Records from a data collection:
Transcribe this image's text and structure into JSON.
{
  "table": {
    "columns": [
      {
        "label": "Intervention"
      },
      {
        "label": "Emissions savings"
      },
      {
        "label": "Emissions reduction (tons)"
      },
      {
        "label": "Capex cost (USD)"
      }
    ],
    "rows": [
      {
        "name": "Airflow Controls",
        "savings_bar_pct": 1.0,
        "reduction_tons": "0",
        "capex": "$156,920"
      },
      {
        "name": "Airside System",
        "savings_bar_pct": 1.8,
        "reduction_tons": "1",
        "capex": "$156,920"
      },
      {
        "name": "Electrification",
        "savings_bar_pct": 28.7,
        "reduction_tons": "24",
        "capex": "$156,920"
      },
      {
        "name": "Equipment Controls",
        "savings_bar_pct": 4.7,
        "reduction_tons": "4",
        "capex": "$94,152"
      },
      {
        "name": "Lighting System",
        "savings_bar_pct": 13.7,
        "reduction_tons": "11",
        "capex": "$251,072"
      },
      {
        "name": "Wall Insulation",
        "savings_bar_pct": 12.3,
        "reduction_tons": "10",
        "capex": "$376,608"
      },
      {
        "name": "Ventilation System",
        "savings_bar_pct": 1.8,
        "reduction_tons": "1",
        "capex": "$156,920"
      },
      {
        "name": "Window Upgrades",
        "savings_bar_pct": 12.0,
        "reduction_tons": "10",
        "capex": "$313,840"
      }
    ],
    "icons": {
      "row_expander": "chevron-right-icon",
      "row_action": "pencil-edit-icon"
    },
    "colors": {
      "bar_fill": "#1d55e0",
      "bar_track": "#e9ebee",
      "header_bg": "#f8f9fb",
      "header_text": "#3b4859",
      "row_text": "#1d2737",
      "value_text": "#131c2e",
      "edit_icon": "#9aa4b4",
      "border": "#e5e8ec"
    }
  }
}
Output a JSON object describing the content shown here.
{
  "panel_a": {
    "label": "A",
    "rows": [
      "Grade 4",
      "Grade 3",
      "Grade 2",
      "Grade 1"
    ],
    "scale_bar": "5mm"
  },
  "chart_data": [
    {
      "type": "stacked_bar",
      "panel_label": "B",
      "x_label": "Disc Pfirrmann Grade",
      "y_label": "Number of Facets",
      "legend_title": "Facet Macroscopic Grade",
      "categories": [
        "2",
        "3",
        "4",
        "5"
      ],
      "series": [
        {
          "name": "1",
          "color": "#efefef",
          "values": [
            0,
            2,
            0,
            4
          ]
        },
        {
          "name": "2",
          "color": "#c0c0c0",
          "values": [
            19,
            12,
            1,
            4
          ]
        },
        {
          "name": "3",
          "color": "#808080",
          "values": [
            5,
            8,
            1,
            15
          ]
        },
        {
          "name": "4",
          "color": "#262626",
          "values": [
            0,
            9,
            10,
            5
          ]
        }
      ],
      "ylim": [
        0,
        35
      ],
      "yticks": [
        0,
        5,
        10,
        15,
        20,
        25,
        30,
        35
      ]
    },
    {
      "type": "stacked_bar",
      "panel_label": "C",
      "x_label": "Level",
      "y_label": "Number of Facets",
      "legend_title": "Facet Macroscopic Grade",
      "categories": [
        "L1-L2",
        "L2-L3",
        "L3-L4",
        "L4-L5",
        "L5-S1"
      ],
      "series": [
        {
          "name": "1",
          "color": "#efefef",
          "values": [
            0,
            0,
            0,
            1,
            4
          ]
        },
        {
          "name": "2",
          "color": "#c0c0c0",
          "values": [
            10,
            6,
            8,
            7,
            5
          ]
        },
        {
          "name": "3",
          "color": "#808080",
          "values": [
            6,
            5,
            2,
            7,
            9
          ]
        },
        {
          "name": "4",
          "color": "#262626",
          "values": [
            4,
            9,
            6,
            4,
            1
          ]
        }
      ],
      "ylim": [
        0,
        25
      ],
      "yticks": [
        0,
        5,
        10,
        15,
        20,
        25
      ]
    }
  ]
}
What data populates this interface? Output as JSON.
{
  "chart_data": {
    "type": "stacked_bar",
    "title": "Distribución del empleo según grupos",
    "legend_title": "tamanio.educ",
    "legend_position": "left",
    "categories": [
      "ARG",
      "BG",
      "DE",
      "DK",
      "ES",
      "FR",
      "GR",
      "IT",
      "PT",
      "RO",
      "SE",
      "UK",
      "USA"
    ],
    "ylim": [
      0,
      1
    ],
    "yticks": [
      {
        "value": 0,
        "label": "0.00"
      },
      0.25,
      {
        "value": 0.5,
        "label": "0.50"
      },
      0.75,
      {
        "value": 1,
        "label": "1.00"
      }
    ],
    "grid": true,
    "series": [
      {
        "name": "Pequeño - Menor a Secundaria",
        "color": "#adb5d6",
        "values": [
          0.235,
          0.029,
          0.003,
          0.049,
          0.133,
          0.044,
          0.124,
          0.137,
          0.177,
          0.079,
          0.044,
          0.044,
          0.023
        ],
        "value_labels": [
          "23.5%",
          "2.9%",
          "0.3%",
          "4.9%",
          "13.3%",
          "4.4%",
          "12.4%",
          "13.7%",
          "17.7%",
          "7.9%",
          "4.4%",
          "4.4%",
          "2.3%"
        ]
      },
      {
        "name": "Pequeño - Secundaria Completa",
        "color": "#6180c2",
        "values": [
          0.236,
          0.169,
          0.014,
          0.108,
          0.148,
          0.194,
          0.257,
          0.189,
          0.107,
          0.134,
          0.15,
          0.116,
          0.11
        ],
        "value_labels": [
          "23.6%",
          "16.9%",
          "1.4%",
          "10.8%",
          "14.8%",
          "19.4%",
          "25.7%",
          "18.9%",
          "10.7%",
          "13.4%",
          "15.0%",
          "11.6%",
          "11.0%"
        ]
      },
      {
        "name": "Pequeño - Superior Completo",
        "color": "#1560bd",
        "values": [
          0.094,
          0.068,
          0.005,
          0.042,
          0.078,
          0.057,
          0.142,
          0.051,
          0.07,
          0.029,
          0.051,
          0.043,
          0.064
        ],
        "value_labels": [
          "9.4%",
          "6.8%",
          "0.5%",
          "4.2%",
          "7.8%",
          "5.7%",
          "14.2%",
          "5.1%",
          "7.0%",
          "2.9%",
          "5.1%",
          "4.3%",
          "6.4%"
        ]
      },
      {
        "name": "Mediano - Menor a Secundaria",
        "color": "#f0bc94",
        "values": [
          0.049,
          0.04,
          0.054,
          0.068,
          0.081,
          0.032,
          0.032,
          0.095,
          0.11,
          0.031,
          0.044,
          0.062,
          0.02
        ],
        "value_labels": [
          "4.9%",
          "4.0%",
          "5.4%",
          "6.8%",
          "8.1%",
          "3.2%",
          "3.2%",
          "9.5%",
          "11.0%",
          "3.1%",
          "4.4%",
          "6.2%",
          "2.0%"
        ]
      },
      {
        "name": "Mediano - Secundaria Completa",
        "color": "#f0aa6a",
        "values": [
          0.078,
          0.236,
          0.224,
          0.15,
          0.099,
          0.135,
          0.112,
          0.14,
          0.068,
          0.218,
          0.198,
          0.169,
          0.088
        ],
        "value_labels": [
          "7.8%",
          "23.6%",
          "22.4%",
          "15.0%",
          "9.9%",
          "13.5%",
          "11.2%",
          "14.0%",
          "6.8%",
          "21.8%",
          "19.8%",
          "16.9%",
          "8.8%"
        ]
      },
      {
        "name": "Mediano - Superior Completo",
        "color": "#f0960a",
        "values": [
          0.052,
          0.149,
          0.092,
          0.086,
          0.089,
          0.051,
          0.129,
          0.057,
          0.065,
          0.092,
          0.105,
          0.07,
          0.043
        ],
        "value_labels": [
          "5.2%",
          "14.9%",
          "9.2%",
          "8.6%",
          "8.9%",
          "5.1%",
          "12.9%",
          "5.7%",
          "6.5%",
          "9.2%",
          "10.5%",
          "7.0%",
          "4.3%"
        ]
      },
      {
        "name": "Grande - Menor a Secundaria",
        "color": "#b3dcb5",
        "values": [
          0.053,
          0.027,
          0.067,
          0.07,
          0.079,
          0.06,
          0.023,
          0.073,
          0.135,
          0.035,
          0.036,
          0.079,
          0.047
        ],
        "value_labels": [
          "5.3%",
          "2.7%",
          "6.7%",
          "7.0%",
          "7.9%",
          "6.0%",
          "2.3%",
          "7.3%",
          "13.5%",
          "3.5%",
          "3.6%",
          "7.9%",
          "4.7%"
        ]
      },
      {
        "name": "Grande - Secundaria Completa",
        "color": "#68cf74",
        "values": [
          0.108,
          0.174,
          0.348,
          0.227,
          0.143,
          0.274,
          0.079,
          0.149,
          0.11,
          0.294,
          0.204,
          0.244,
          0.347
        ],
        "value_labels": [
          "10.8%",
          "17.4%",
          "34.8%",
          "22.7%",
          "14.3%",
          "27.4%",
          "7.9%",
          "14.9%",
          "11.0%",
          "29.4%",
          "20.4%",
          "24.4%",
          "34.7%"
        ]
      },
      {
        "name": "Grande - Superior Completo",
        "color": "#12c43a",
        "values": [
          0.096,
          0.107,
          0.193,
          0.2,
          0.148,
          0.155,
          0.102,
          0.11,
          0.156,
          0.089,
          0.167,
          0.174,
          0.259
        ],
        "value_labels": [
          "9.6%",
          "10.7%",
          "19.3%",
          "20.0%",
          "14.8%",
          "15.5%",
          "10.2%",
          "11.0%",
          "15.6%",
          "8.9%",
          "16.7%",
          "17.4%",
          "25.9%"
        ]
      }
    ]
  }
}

| Work to do |
In the data above, count the lines where the word "System" appears; reply with the number only.

| Expected output |
3